* Listed records *
=-=-=-=-=

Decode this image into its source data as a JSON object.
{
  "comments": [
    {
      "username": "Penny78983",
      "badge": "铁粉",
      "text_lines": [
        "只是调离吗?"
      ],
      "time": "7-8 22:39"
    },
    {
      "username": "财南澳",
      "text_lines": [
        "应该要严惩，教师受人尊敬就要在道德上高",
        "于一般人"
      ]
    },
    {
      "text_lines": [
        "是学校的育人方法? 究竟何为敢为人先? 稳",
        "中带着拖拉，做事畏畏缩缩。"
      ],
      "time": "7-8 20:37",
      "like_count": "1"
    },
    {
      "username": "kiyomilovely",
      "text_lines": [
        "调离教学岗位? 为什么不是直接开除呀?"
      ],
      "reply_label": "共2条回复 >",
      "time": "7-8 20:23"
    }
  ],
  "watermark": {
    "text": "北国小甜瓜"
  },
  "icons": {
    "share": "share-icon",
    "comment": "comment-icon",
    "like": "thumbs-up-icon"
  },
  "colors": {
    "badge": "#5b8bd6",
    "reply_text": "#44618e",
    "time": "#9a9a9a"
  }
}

=-=-=-=-=

* What to do *
From the records, copy every line that has the string "username" in it.

* Answer to the exercise *
      "username": "Penny78983",
      "username": "财南澳",
      "username": "kiyomilovely",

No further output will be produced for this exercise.